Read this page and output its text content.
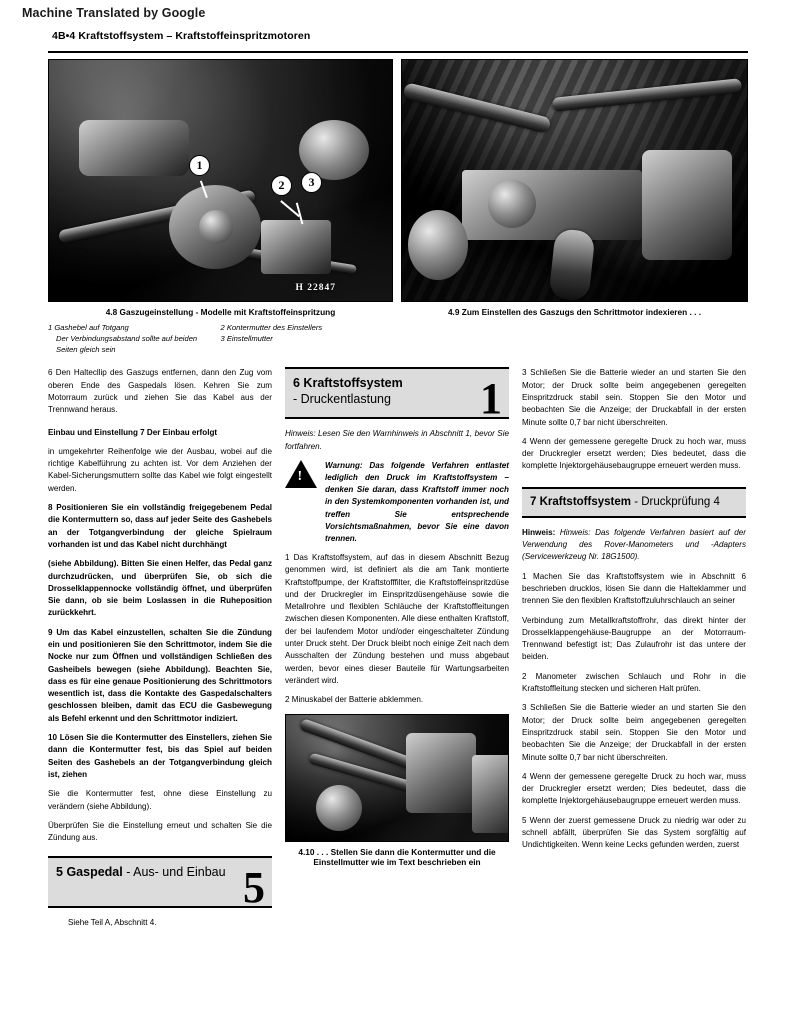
Machine Translated by Google
4B•4 Kraftstoffsystem – Kraftstoffeinspritzmotoren
1
2	3
H 22847
4.8 Gaszugeinstellung - Modelle mit Kraftstoffeinspritzung
1 Gashebel auf Totgang	2 Kontermutter des Einstellers
Der Verbindungsabstand sollte auf beiden Seiten gleich sein
3 Einstellmutter
4.9 Zum Einstellen des Gaszugs den Schrittmotor indexieren . . .

6 Den Haltecllip des Gaszugs entfernen, dann den Zug vom oberen Ende des Gaspedals lösen. Kehren Sie zum Motorraum zurück und ziehen Sie das Kabel aus der Trennwand heraus.

Einbau und Einstellung 7 Der Einbau erfolgt

in umgekehrter Reihenfolge wie der Ausbau, wobei auf die richtige Kabelführung zu achten ist. Vor dem Anziehen der Kabel-Sicherungsmuttern sollte das Kabel wie folgt eingestellt werden.

8 Positionieren Sie ein vollständig freigegebenem Pedal die Kontermuttern so, dass auf jeder Seite des Gashebels an der Totgangverbindung der gleiche Spielraum vorhanden ist und das Kabel nicht durchhängt

(siehe Abbildung). Bitten Sie einen Helfer, das Pedal ganz durchzudrücken, und überprüfen Sie, ob sich die Drosselklappennocke vollständig öffnet, und überprüfen Sie dann, ob sie beim Loslassen in die Ruheposition zurückkehrt.

9 Um das Kabel einzustellen, schalten Sie die Zündung ein und positionieren Sie den Schrittmotor, indem Sie die Nocke nur zum Öffnen und vollständigen Schließen des Gasheibels bewegen (siehe Abbildung). Beachten Sie, dass es für eine genaue Positionierung des Schrittmotors wesentlich ist, dass die Kontakte des Gaspedalschalters geschlossen bleiben, damit das ECU die Gasbewegung als Befehl erkennt und den Schrittmotor indiziert.

10 Lösen Sie die Kontermutter des Einstellers, ziehen Sie dann die Kontermutter fest, bis das Spiel auf beiden Seiten des Gashebels an der Totgangverbindung gleich ist, ziehen

Sie die Kontermutter fest, ohne diese Einstellung zu verändern (siehe Abbildung).

Überprüfen Sie die Einstellung erneut und schalten Sie die Zündung aus.

5 Gaspedal - Aus- und Einbau 5
Siehe Teil A, Abschnitt 4.
6 Kraftstoffsystem
- Druckentlastung	1

Hinweis: Lesen Sie den Warnhinweis in Abschnitt 1, bevor Sie fortfahren.

!
Warnung: Das folgende Verfahren entlastet lediglich den Druck im Kraftstoffsystem – denken Sie daran, dass Kraftstoff immer noch in den Systemkomponenten vorhanden ist, und treffen Sie entsprechende Vorsichtsmaßnahmen, bevor Sie eine davon trennen.

1 Das Kraftstoffsystem, auf das in diesem Abschnitt Bezug genommen wird, ist definiert als die am Tank montierte Kraftstoffpumpe, der Kraftstofffilter, die Kraftstoffeinspritzdüse und der Druckregler im Einspritzdüsengehäuse sowie die Metallrohre und flexiblen Schläuche der Kraftstoffleitungen zwischen diesen Komponenten. Alle diese enthalten Kraftstoff, der bei laufendem Motor und/oder eingeschalteter Zündung unter Druck steht. Der Druck bleibt noch einige Zeit nach dem Ausschalten der Zündung bestehen und muss abgebaut werden, bevor eines dieser Bauteile für Wartungsarbeiten verändert wird.

2 Minuskabel der Batterie abklemmen.

4.10 . . . Stellen Sie dann die Kontermutter und die Einstellmutter wie im Text beschrieben ein

3 Schließen Sie die Batterie wieder an und starten Sie den Motor; der Druck sollte beim angegebenen geregelten Einspritzdruck stabil sein. Stoppen Sie den Motor und beobachten Sie die Anzeige; der Druckabfall in der ersten Minute sollte 0,7 bar nicht überschreiten.

4 Wenn der gemessene geregelte Druck zu hoch war, muss der Druckregler ersetzt werden; Dies bedeutet, dass die komplette Injektorgehäusebaugruppe erneuert werden muss.

7 Kraftstoffsystem - Druckprüfung 4

Hinweis: Hinweis: Das folgende Verfahren basiert auf der Verwendung des Rover-Manometers und -Adapters (Servicewerkzeug Nr. 18G1500).

1 Machen Sie das Kraftstoffsystem wie in Abschnitt 6 beschrieben drucklos, lösen Sie dann die Halteklammer und trennen Sie den flexiblen Kraftstoffzuluhrschlauch an seiner

Verbindung zum Metallkraftstoffrohr, das direkt hinter der Drosselklappengehäuse-Baugruppe an der Motorraum-Trennwand befestigt ist; Das Zulaufrohr ist das untere der beiden.

2 Manometer zwischen Schlauch und Rohr in die Kraftstoffleitung stecken und sicheren Halt prüfen.

3 Schließen Sie die Batterie wieder an und starten Sie den Motor; der Druck sollte beim angegebenen geregelten Einspritzdruck stabil sein. Stoppen Sie den Motor und beobachten Sie die Anzeige; der Druckabfall in der ersten Minute sollte 0,7 bar nicht überschreiten.

4 Wenn der gemessene geregelte Druck zu hoch war, muss der Druckregler ersetzt werden; Dies bedeutet, dass die komplette Injektorgehäusebaugruppe erneuert werden muss.

5 Wenn der zuerst gemessene Druck zu niedrig war oder zu schnell abfällt, überprüfen Sie das System sorgfältig auf Undichtigkeiten. Wenn keine Lecks gefunden werden, zuerst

* * * *

**TASK DESCRIPTION**
Each line above should be written out again unchanged; no images are to be carried over.

**COMPLETED TASK**
Read this page and output its text content.
Machine Translated by Google
4B•4 Kraftstoffsystem – Kraftstoffeinspritzmotoren
1
2	3
H 22847
4.8 Gaszugeinstellung - Modelle mit Kraftstoffeinspritzung
1 Gashebel auf Totgang	2 Kontermutter des Einstellers
Der Verbindungsabstand sollte auf beiden Seiten gleich sein
3 Einstellmutter
4.9 Zum Einstellen des Gaszugs den Schrittmotor indexieren . . .

6 Den Haltecllip des Gaszugs entfernen, dann den Zug vom oberen Ende des Gaspedals lösen. Kehren Sie zum Motorraum zurück und ziehen Sie das Kabel aus der Trennwand heraus.

Einbau und Einstellung 7 Der Einbau erfolgt

in umgekehrter Reihenfolge wie der Ausbau, wobei auf die richtige Kabelführung zu achten ist. Vor dem Anziehen der Kabel-Sicherungsmuttern sollte das Kabel wie folgt eingestellt werden.

8 Positionieren Sie ein vollständig freigegebenem Pedal die Kontermuttern so, dass auf jeder Seite des Gashebels an der Totgangverbindung der gleiche Spielraum vorhanden ist und das Kabel nicht durchhängt

(siehe Abbildung). Bitten Sie einen Helfer, das Pedal ganz durchzudrücken, und überprüfen Sie, ob sich die Drosselklappennocke vollständig öffnet, und überprüfen Sie dann, ob sie beim Loslassen in die Ruheposition zurückkehrt.

9 Um das Kabel einzustellen, schalten Sie die Zündung ein und positionieren Sie den Schrittmotor, indem Sie die Nocke nur zum Öffnen und vollständigen Schließen des Gasheibels bewegen (siehe Abbildung). Beachten Sie, dass es für eine genaue Positionierung des Schrittmotors wesentlich ist, dass die Kontakte des Gaspedalschalters geschlossen bleiben, damit das ECU die Gasbewegung als Befehl erkennt und den Schrittmotor indiziert.

10 Lösen Sie die Kontermutter des Einstellers, ziehen Sie dann die Kontermutter fest, bis das Spiel auf beiden Seiten des Gashebels an der Totgangverbindung gleich ist, ziehen

Sie die Kontermutter fest, ohne diese Einstellung zu verändern (siehe Abbildung).

Überprüfen Sie die Einstellung erneut und schalten Sie die Zündung aus.

5 Gaspedal - Aus- und Einbau 5
Siehe Teil A, Abschnitt 4.
6 Kraftstoffsystem
- Druckentlastung	1

Hinweis: Lesen Sie den Warnhinweis in Abschnitt 1, bevor Sie fortfahren.

!
Warnung: Das folgende Verfahren entlastet lediglich den Druck im Kraftstoffsystem – denken Sie daran, dass Kraftstoff immer noch in den Systemkomponenten vorhanden ist, und treffen Sie entsprechende Vorsichtsmaßnahmen, bevor Sie eine davon trennen.

1 Das Kraftstoffsystem, auf das in diesem Abschnitt Bezug genommen wird, ist definiert als die am Tank montierte Kraftstoffpumpe, der Kraftstofffilter, die Kraftstoffeinspritzdüse und der Druckregler im Einspritzdüsengehäuse sowie die Metallrohre und flexiblen Schläuche der Kraftstoffleitungen zwischen diesen Komponenten. Alle diese enthalten Kraftstoff, der bei laufendem Motor und/oder eingeschalteter Zündung unter Druck steht. Der Druck bleibt noch einige Zeit nach dem Ausschalten der Zündung bestehen und muss abgebaut werden, bevor eines dieser Bauteile für Wartungsarbeiten verändert wird.

2 Minuskabel der Batterie abklemmen.

4.10 . . . Stellen Sie dann die Kontermutter und die Einstellmutter wie im Text beschrieben ein

3 Schließen Sie die Batterie wieder an und starten Sie den Motor; der Druck sollte beim angegebenen geregelten Einspritzdruck stabil sein. Stoppen Sie den Motor und beobachten Sie die Anzeige; der Druckabfall in der ersten Minute sollte 0,7 bar nicht überschreiten.

4 Wenn der gemessene geregelte Druck zu hoch war, muss der Druckregler ersetzt werden; Dies bedeutet, dass die komplette Injektorgehäusebaugruppe erneuert werden muss.

7 Kraftstoffsystem - Druckprüfung 4

Hinweis: Hinweis: Das folgende Verfahren basiert auf der Verwendung des Rover-Manometers und -Adapters (Servicewerkzeug Nr. 18G1500).

1 Machen Sie das Kraftstoffsystem wie in Abschnitt 6 beschrieben drucklos, lösen Sie dann die Halteklammer und trennen Sie den flexiblen Kraftstoffzuluhrschlauch an seiner

Verbindung zum Metallkraftstoffrohr, das direkt hinter der Drosselklappengehäuse-Baugruppe an der Motorraum-Trennwand befestigt ist; Das Zulaufrohr ist das untere der beiden.

2 Manometer zwischen Schlauch und Rohr in die Kraftstoffleitung stecken und sicheren Halt prüfen.

3 Schließen Sie die Batterie wieder an und starten Sie den Motor; der Druck sollte beim angegebenen geregelten Einspritzdruck stabil sein. Stoppen Sie den Motor und beobachten Sie die Anzeige; der Druckabfall in der ersten Minute sollte 0,7 bar nicht überschreiten.

4 Wenn der gemessene geregelte Druck zu hoch war, muss der Druckregler ersetzt werden; Dies bedeutet, dass die komplette Injektorgehäusebaugruppe erneuert werden muss.

5 Wenn der zuerst gemessene Druck zu niedrig war oder zu schnell abfällt, überprüfen Sie das System sorgfältig auf Undichtigkeiten. Wenn keine Lecks gefunden werden, zuerst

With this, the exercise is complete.